● Aim of the task: Transcribe each line of the records below exactly, excluding any embedded images.
+++ Data supplied +++
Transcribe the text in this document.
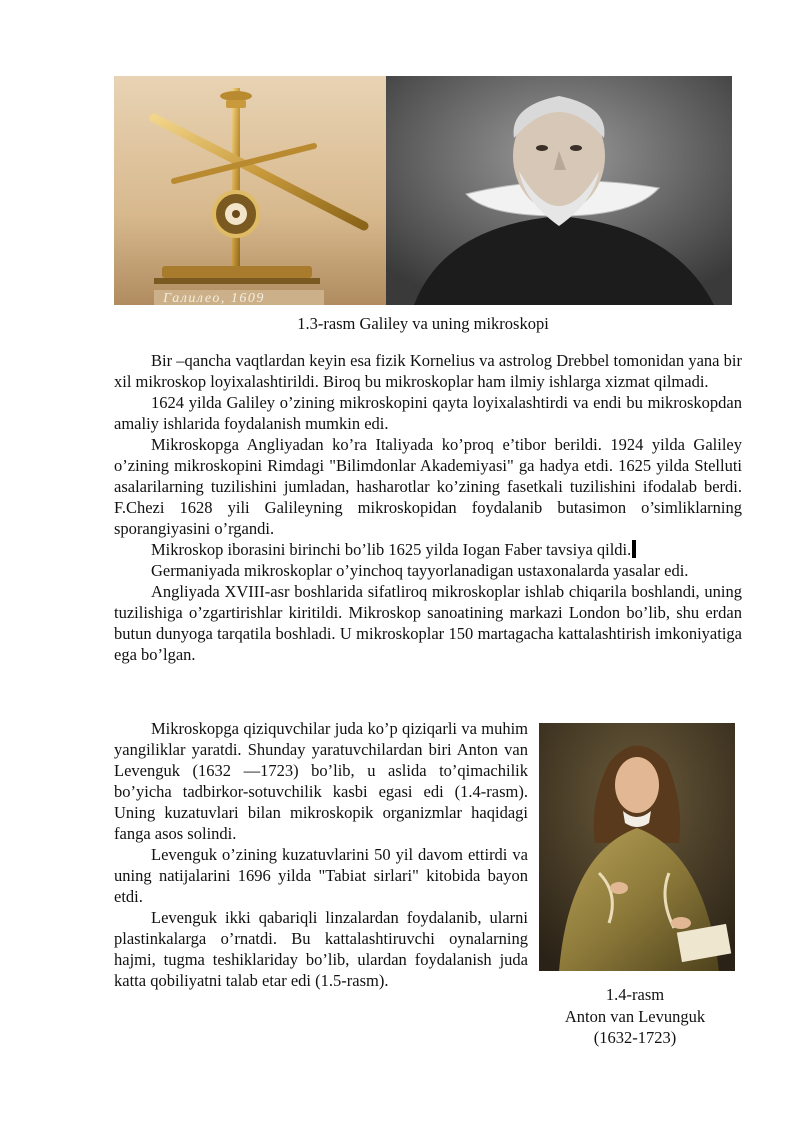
Галилео, 1609
1.3-rasm Galiley va uning mikroskopi

Bir –qancha vaqtlardan keyin esa fizik Kornelius va astrolog Drebbel tomonidan yana bir xil mikroskop loyixalashtirildi. Biroq bu mikroskoplar ham ilmiy ishlarga xizmat qilmadi.

1624 yilda Galiley o’zining mikroskopini qayta loyixalashtirdi va endi bu mikroskopdan amaliy ishlarida foydalanish mumkin edi.

Mikroskopga Angliyadan ko’ra Italiyada ko’proq e’tibor berildi. 1924 yilda Galiley o’zining mikroskopini Rimdagi "Bilimdonlar Akademiyasi" ga hadya etdi. 1625 yilda Stelluti asalarilarning tuzilishini jumladan, hasharotlar ko’zining fasetkali tuzilishini ifodalab berdi. F.Chezi 1628 yili Galileyning mikroskopidan foydalanib butasimon o’simliklarning sporangiyasini o’rgandi.

Mikroskop iborasini birinchi bo’lib 1625 yilda Iogan Faber tavsiya qildi.

Germaniyada mikroskoplar o’yinchoq tayyorlanadigan ustaxonalarda yasalar edi.

Angliyada XVIII-asr boshlarida sifatliroq mikroskoplar ishlab chiqarila boshlandi, uning tuzilishiga o’zgartirishlar kiritildi. Mikroskop sanoatining markazi London bo’lib, shu erdan butun dunyoga tarqatila boshladi. U mikroskoplar 150 martagacha kattalashtirish imkoniyatiga ega bo’lgan.

Mikroskopga qiziquvchilar juda ko’p qiziqarli va muhim yangiliklar yaratdi. Shunday yaratuvchilardan biri Anton van Levenguk (1632 —1723) bo’lib, u aslida to’qimachilik bo’yicha tadbirkor-sotuvchilik kasbi egasi edi (1.4-rasm). Uning kuzatuvlari bilan mikroskopik organizmlar haqidagi fanga asos solindi.

Levenguk o’zining kuzatuvlarini 50 yil davom ettirdi va uning natijalarini 1696 yilda "Tabiat sirlari" kitobida bayon etdi.

Levenguk ikki qabariqli linzalardan foydalanib, ularni plastinkalarga o’rnatdi. Bu kattalashtiruvchi oynalarning hajmi, tugma teshiklariday bo’lib, ulardan foydalanish juda katta qobiliyatni talab etar edi (1.5-rasm).

1.4-rasm
Anton van Levunguk
(1632-1723)
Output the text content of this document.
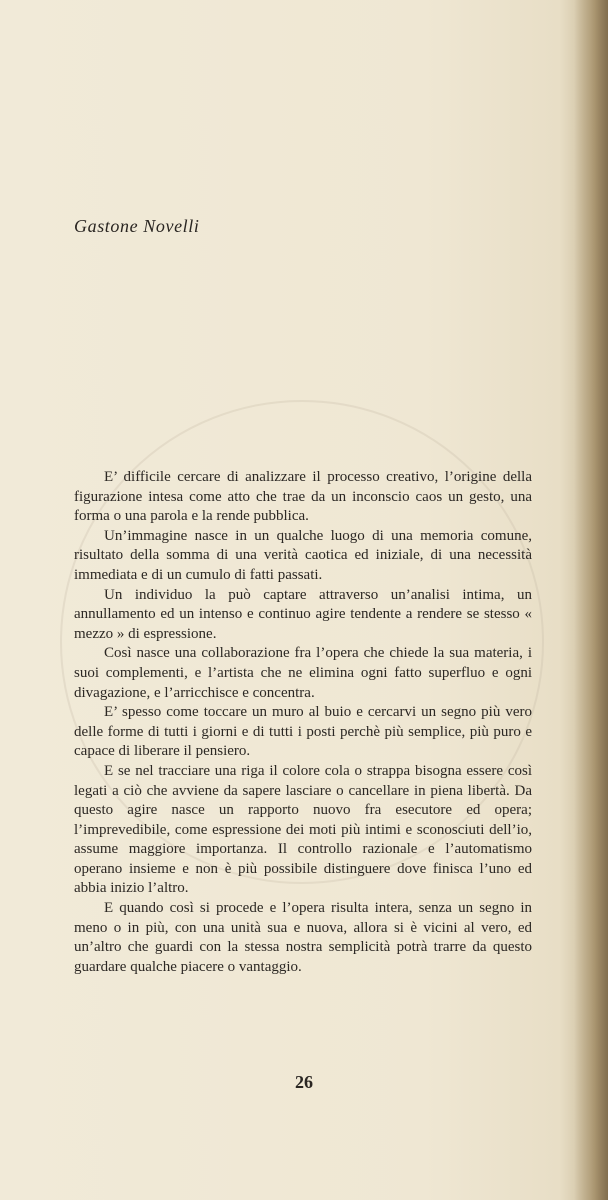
Gastone Novelli

E’ difficile cercare di analizzare il processo creativo, l’origine della figurazione intesa come atto che trae da un inconscio caos un gesto, una forma o una parola e la rende pubblica.

Un’immagine nasce in un qualche luogo di una memoria comune, risultato della somma di una verità caotica ed iniziale, di una necessità immediata e di un cumulo di fatti passati.

Un individuo la può captare attraverso un’analisi intima, un annullamento ed un intenso e continuo agire tendente a rendere se stesso « mezzo » di espressione.

Così nasce una collaborazione fra l’opera che chiede la sua materia, i suoi complementi, e l’artista che ne elimina ogni fatto superfluo e ogni divagazione, e l’arricchisce e concentra.

E’ spesso come toccare un muro al buio e cercarvi un segno più vero delle forme di tutti i giorni e di tutti i posti perchè più semplice, più puro e capace di liberare il pensiero.

E se nel tracciare una riga il colore cola o strappa bisogna essere così legati a ciò che avviene da sapere lasciare o cancellare in piena libertà. Da questo agire nasce un rapporto nuovo fra esecutore ed opera; l’imprevedibile, come espressione dei moti più intimi e sconosciuti dell’io, assume maggiore importanza. Il controllo razionale e l’automatismo operano insieme e non è più possibile distinguere dove finisca l’uno ed abbia inizio l’altro.

E quando così si procede e l’opera risulta intera, senza un segno in meno o in più, con una unità sua e nuova, allora si è vicini al vero, ed un’altro che guardi con la stessa nostra semplicità potrà trarre da questo guardare qualche piacere o vantaggio.

26
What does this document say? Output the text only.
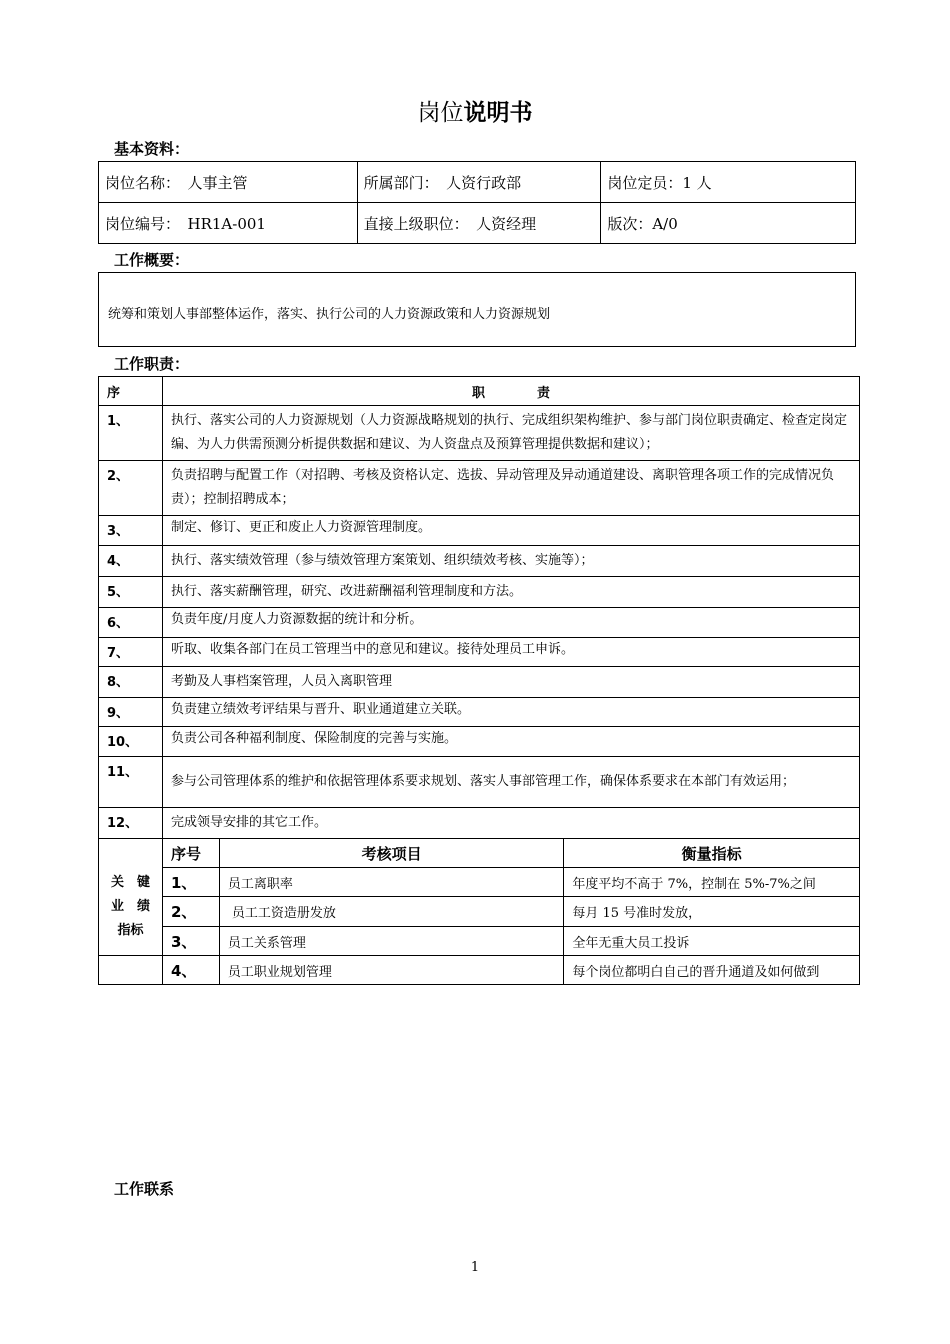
岗位说明书
基本资料：
岗位名称：　人事主管	所属部门：　人资行政部	岗位定员：1 人
岗位编号：　HR1A-001	直接上级职位：　人资经理	版次：A/0
工作概要：
统筹和策划人事部整体运作，落实、执行公司的人力资源政策和人力资源规划
工作职责：
序	职　　　　责		
1、	执行、落实公司的人力资源规划（人力资源战略规划的执行、完成组织架构维护、参与部门岗位职责确定、检查定岗定编、为人力供需预测分析提供数据和建议、为人资盘点及预算管理提供数据和建议）；		
2、	负责招聘与配置工作（对招聘、考核及资格认定、选拔、异动管理及异动通道建设、离职管理各项工作的完成情况负责）；控制招聘成本；		
3、	制定、修订、更正和废止人力资源管理制度。		
4、	执行、落实绩效管理（参与绩效管理方案策划、组织绩效考核、实施等）；		
5、	执行、落实薪酬管理，研究、改进薪酬福利管理制度和方法。		
6、	负责年度/月度人力资源数据的统计和分析。		
7、	听取、收集各部门在员工管理当中的意见和建议。接待处理员工申诉。		
8、	考勤及人事档案管理，人员入离职管理		
9、	负责建立绩效考评结果与晋升、职业通道建立关联。		
10、	负责公司各种福利制度、保险制度的完善与实施。		
11、	参与公司管理体系的维护和依据管理体系要求规划、落实人事部管理工作，确保体系要求在本部门有效运用；		
12、	完成领导安排的其它工作。		

关　键
业　绩
指标	序号	考核项目	衡量指标
	1、	员工离职率	年度平均不高于 7%，控制在 5%-7%之间
	2、	员工工资造册发放	每月 15 号准时发放，
	3、	员工关系管理	全年无重大员工投诉
	4、	员工职业规划管理	每个岗位都明白自己的晋升通道及如何做到
工作联系
1
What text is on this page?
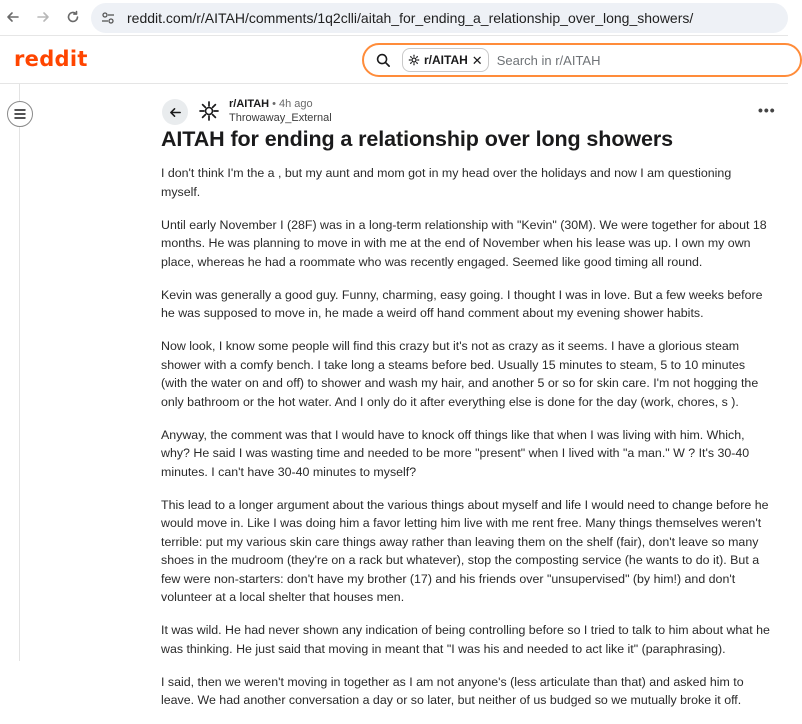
reddit.com/r/AITAH/comments/1q2clli/aitah_for_ending_a_relationship_over_long_showers/
reddit	r/AITAH ✕ Search in r/AITAH
r/AITAH • 4h ago
Throwaway_External	•••
AITAH for ending a relationship over long showers

I don't think I'm the a , but my aunt and mom got in my head over the holidays and now I am questioning myself.

Until early November I (28F) was in a long-term relationship with "Kevin" (30M). We were together for about 18 months. He was planning to move in with me at the end of November when his lease was up. I own my own place, whereas he had a roommate who was recently engaged. Seemed like good timing all round.

Kevin was generally a good guy. Funny, charming, easy going. I thought I was in love. But a few weeks before he was supposed to move in, he made a weird off hand comment about my evening shower habits.

Now look, I know some people will find this crazy but it's not as crazy as it seems. I have a glorious steam shower with a comfy bench. I take long a steams before bed. Usually 15 minutes to steam, 5 to 10 minutes (with the water on and off) to shower and wash my hair, and another 5 or so for skin care. I'm not hogging the only bathroom or the hot water. And I only do it after everything else is done for the day (work, chores, s ).

Anyway, the comment was that I would have to knock off things like that when I was living with him. Which, why? He said I was wasting time and needed to be more "present" when I lived with "a man." W ? It's 30-40 minutes. I can't have 30-40 minutes to myself?

This lead to a longer argument about the various things about myself and life I would need to change before he would move in. Like I was doing him a favor letting him live with me rent free. Many things themselves weren't terrible: put my various skin care things away rather than leaving them on the shelf (fair), don't leave so many shoes in the mudroom (they're on a rack but whatever), stop the composting service (he wants to do it). But a few were non-starters: don't have my brother (17) and his friends over "unsupervised" (by him!) and don't volunteer at a local shelter that houses men.

It was wild. He had never shown any indication of being controlling before so I tried to talk to him about what he was thinking. He just said that moving in meant that "I was his and needed to act like it" (paraphrasing).

I said, then we weren't moving in together as I am not anyone's (less articulate than that) and asked him to leave. We had another conversation a day or so later, but neither of us budged so we mutually broke it off.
+++
● Full answer:
Transcribe the text in this document.
Галилео, 1609
1.3-rasm Galiley va uning mikroskopi

Bir –qancha vaqtlardan keyin esa fizik Kornelius va astrolog Drebbel tomonidan yana bir xil mikroskop loyixalashtirildi. Biroq bu mikroskoplar ham ilmiy ishlarga xizmat qilmadi.

1624 yilda Galiley o’zining mikroskopini qayta loyixalashtirdi va endi bu mikroskopdan amaliy ishlarida foydalanish mumkin edi.

Mikroskopga Angliyadan ko’ra Italiyada ko’proq e’tibor berildi. 1924 yilda Galiley o’zining mikroskopini Rimdagi "Bilimdonlar Akademiyasi" ga hadya etdi. 1625 yilda Stelluti asalarilarning tuzilishini jumladan, hasharotlar ko’zining fasetkali tuzilishini ifodalab berdi. F.Chezi 1628 yili Galileyning mikroskopidan foydalanib butasimon o’simliklarning sporangiyasini o’rgandi.

Mikroskop iborasini birinchi bo’lib 1625 yilda Iogan Faber tavsiya qildi.

Germaniyada mikroskoplar o’yinchoq tayyorlanadigan ustaxonalarda yasalar edi.

Angliyada XVIII-asr boshlarida sifatliroq mikroskoplar ishlab chiqarila boshlandi, uning tuzilishiga o’zgartirishlar kiritildi. Mikroskop sanoatining markazi London bo’lib, shu erdan butun dunyoga tarqatila boshladi. U mikroskoplar 150 martagacha kattalashtirish imkoniyatiga ega bo’lgan.

Mikroskopga qiziquvchilar juda ko’p qiziqarli va muhim yangiliklar yaratdi. Shunday yaratuvchilardan biri Anton van Levenguk (1632 —1723) bo’lib, u aslida to’qimachilik bo’yicha tadbirkor-sotuvchilik kasbi egasi edi (1.4-rasm). Uning kuzatuvlari bilan mikroskopik organizmlar haqidagi fanga asos solindi.

Levenguk o’zining kuzatuvlarini 50 yil davom ettirdi va uning natijalarini 1696 yilda "Tabiat sirlari" kitobida bayon etdi.

Levenguk ikki qabariqli linzalardan foydalanib, ularni plastinkalarga o’rnatdi. Bu kattalashtiruvchi oynalarning hajmi, tugma teshiklariday bo’lib, ulardan foydalanish juda katta qobiliyatni talab etar edi (1.5-rasm).

1.4-rasm
Anton van Levunguk
(1632-1723)
Output the text content of this document.
Gastone Novelli

E’ difficile cercare di analizzare il processo creativo, l’origine della figurazione intesa come atto che trae da un inconscio caos un gesto, una forma o una parola e la rende pubblica.

Un’immagine nasce in un qualche luogo di una memoria comune, risultato della somma di una verità caotica ed iniziale, di una necessità immediata e di un cumulo di fatti passati.

Un individuo la può captare attraverso un’analisi intima, un annullamento ed un intenso e continuo agire tendente a rendere se stesso « mezzo » di espressione.

Così nasce una collaborazione fra l’opera che chiede la sua materia, i suoi complementi, e l’artista che ne elimina ogni fatto superfluo e ogni divagazione, e l’arricchisce e concentra.

E’ spesso come toccare un muro al buio e cercarvi un segno più vero delle forme di tutti i giorni e di tutti i posti perchè più semplice, più puro e capace di liberare il pensiero.

E se nel tracciare una riga il colore cola o strappa bisogna essere così legati a ciò che avviene da sapere lasciare o cancellare in piena libertà. Da questo agire nasce un rapporto nuovo fra esecutore ed opera; l’imprevedibile, come espressione dei moti più intimi e sconosciuti dell’io, assume maggiore importanza. Il controllo razionale e l’automatismo operano insieme e non è più possibile distinguere dove finisca l’uno ed abbia inizio l’altro.

E quando così si procede e l’opera risulta intera, senza un segno in meno o in più, con una unità sua e nuova, allora si è vicini al vero, ed un’altro che guardi con la stessa nostra semplicità potrà trarre da questo guardare qualche piacere o vantaggio.

26
What does this document say? Output the text only.
岗位说明书
基本资料：
岗位名称：　人事主管	所属部门：　人资行政部	岗位定员：1 人
岗位编号：　HR1A-001	直接上级职位：　人资经理	版次：A/0
工作概要：
统筹和策划人事部整体运作，落实、执行公司的人力资源政策和人力资源规划
工作职责：
序	职　　　　责		
1、	执行、落实公司的人力资源规划（人力资源战略规划的执行、完成组织架构维护、参与部门岗位职责确定、检查定岗定编、为人力供需预测分析提供数据和建议、为人资盘点及预算管理提供数据和建议）；		
2、	负责招聘与配置工作（对招聘、考核及资格认定、选拔、异动管理及异动通道建设、离职管理各项工作的完成情况负责）；控制招聘成本；		
3、	制定、修订、更正和废止人力资源管理制度。		
4、	执行、落实绩效管理（参与绩效管理方案策划、组织绩效考核、实施等）；		
5、	执行、落实薪酬管理，研究、改进薪酬福利管理制度和方法。		
6、	负责年度/月度人力资源数据的统计和分析。		
7、	听取、收集各部门在员工管理当中的意见和建议。接待处理员工申诉。		
8、	考勤及人事档案管理，人员入离职管理		
9、	负责建立绩效考评结果与晋升、职业通道建立关联。		
10、	负责公司各种福利制度、保险制度的完善与实施。		
11、	参与公司管理体系的维护和依据管理体系要求规划、落实人事部管理工作，确保体系要求在本部门有效运用；		
12、	完成领导安排的其它工作。		

关　键
业　绩
指标	序号	考核项目	衡量指标
	1、	员工离职率	年度平均不高于 7%，控制在 5%-7%之间
	2、	员工工资造册发放	每月 15 号准时发放，
	3、	员工关系管理	全年无重大员工投诉
	4、	员工职业规划管理	每个岗位都明白自己的晋升通道及如何做到
工作联系
1
What text is on this page?
reddit.com/r/AITAH/comments/1q2clli/aitah_for_ending_a_relationship_over_long_showers/
reddit	r/AITAH ✕ Search in r/AITAH
r/AITAH • 4h ago
Throwaway_External	•••
AITAH for ending a relationship over long showers

I don't think I'm the a , but my aunt and mom got in my head over the holidays and now I am questioning myself.

Until early November I (28F) was in a long-term relationship with "Kevin" (30M). We were together for about 18 months. He was planning to move in with me at the end of November when his lease was up. I own my own place, whereas he had a roommate who was recently engaged. Seemed like good timing all round.

Kevin was generally a good guy. Funny, charming, easy going. I thought I was in love. But a few weeks before he was supposed to move in, he made a weird off hand comment about my evening shower habits.

Now look, I know some people will find this crazy but it's not as crazy as it seems. I have a glorious steam shower with a comfy bench. I take long a steams before bed. Usually 15 minutes to steam, 5 to 10 minutes (with the water on and off) to shower and wash my hair, and another 5 or so for skin care. I'm not hogging the only bathroom or the hot water. And I only do it after everything else is done for the day (work, chores, s ).

Anyway, the comment was that I would have to knock off things like that when I was living with him. Which, why? He said I was wasting time and needed to be more "present" when I lived with "a man." W ? It's 30-40 minutes. I can't have 30-40 minutes to myself?

This lead to a longer argument about the various things about myself and life I would need to change before he would move in. Like I was doing him a favor letting him live with me rent free. Many things themselves weren't terrible: put my various skin care things away rather than leaving them on the shelf (fair), don't leave so many shoes in the mudroom (they're on a rack but whatever), stop the composting service (he wants to do it). But a few were non-starters: don't have my brother (17) and his friends over "unsupervised" (by him!) and don't volunteer at a local shelter that houses men.

It was wild. He had never shown any indication of being controlling before so I tried to talk to him about what he was thinking. He just said that moving in meant that "I was his and needed to act like it" (paraphrasing).

I said, then we weren't moving in together as I am not anyone's (less articulate than that) and asked him to leave. We had another conversation a day or so later, but neither of us budged so we mutually broke it off.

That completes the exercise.